> WHAT THE TASK REQUIRES: Work through the data below and give the number of lines holding "Kink", nothing more.

> DATASET EXCERPTS:
—————

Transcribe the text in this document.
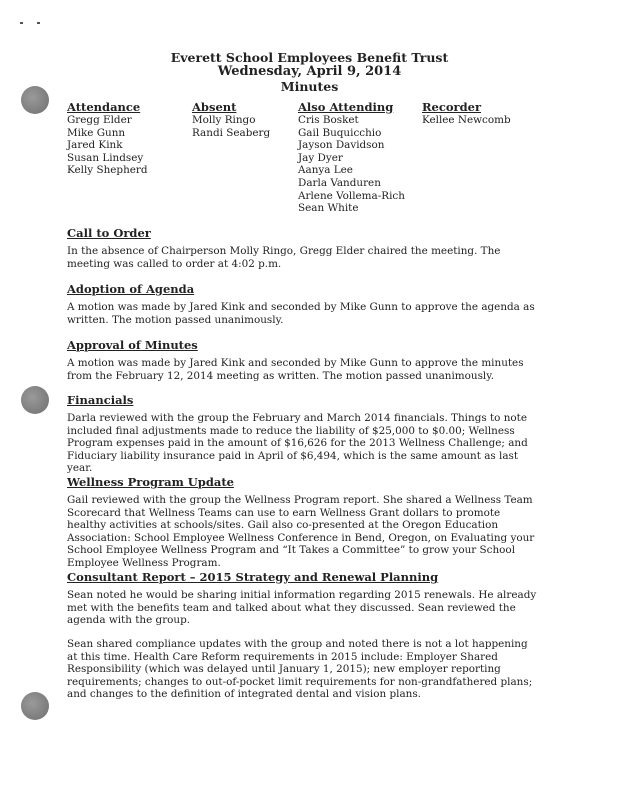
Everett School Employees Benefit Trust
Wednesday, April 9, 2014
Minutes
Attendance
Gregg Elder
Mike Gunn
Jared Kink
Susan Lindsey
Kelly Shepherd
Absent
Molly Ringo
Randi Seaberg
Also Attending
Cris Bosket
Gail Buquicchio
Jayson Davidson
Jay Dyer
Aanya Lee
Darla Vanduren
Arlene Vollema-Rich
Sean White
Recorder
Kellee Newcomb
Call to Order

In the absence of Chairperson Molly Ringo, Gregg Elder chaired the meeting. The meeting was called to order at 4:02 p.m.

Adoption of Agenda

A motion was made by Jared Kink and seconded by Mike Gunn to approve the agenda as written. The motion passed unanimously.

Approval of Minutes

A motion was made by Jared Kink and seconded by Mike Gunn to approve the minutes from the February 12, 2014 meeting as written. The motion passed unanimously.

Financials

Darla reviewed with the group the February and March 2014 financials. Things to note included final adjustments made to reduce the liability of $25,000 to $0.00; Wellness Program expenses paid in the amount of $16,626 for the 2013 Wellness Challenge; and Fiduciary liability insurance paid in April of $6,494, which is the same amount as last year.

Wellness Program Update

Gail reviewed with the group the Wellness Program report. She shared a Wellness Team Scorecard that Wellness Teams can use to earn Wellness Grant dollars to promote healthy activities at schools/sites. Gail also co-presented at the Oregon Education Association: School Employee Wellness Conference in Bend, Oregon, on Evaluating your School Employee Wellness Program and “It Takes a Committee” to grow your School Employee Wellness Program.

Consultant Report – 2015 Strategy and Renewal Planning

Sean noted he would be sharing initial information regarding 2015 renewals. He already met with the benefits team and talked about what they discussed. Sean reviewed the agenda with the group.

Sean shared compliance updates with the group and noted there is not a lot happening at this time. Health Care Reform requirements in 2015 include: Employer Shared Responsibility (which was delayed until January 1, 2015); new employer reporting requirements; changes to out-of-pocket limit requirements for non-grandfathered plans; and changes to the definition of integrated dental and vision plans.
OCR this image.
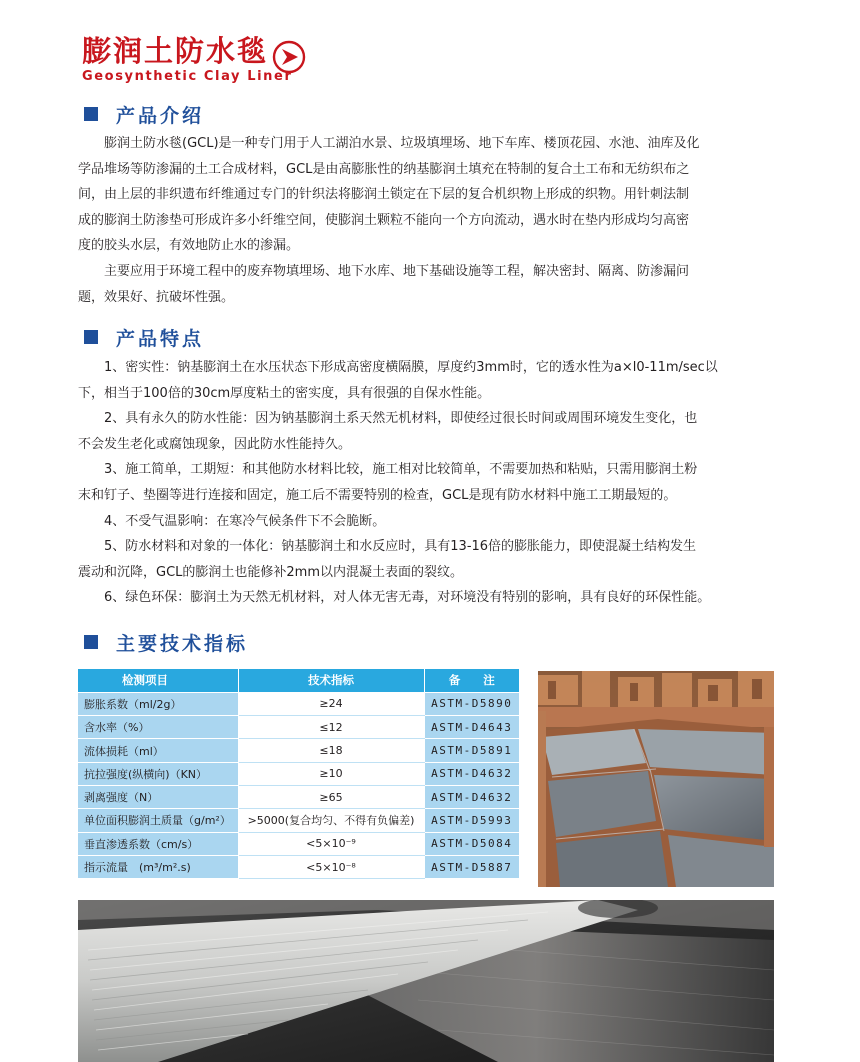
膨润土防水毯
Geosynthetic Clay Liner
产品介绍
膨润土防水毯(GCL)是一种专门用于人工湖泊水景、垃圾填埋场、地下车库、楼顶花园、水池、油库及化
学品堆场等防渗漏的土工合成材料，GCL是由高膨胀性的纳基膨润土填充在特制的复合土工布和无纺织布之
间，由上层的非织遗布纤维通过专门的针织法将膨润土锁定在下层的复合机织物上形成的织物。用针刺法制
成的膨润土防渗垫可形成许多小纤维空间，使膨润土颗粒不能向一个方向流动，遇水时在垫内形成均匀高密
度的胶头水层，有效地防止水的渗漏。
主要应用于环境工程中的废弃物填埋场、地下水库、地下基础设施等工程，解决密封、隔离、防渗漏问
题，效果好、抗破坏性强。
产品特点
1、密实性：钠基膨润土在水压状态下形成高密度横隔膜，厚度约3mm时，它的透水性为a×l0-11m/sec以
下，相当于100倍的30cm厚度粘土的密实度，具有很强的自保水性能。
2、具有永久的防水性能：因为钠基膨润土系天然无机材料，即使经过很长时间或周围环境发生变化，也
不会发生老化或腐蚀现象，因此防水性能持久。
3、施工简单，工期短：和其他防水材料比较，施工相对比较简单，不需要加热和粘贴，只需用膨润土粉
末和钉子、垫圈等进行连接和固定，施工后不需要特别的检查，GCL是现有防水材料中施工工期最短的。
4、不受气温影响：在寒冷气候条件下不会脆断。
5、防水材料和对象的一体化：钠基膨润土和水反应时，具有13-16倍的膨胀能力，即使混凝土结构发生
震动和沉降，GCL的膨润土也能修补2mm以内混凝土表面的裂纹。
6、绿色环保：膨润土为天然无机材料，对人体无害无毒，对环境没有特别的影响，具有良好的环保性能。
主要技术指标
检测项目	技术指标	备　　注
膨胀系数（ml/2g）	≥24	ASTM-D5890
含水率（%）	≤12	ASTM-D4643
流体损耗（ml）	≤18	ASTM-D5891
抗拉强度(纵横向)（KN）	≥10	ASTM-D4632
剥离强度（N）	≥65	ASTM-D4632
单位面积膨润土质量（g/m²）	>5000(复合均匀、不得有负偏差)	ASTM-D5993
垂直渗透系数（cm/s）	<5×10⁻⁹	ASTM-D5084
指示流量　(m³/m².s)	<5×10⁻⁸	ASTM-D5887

—————

> RESULT OF THE EXERCISE: 3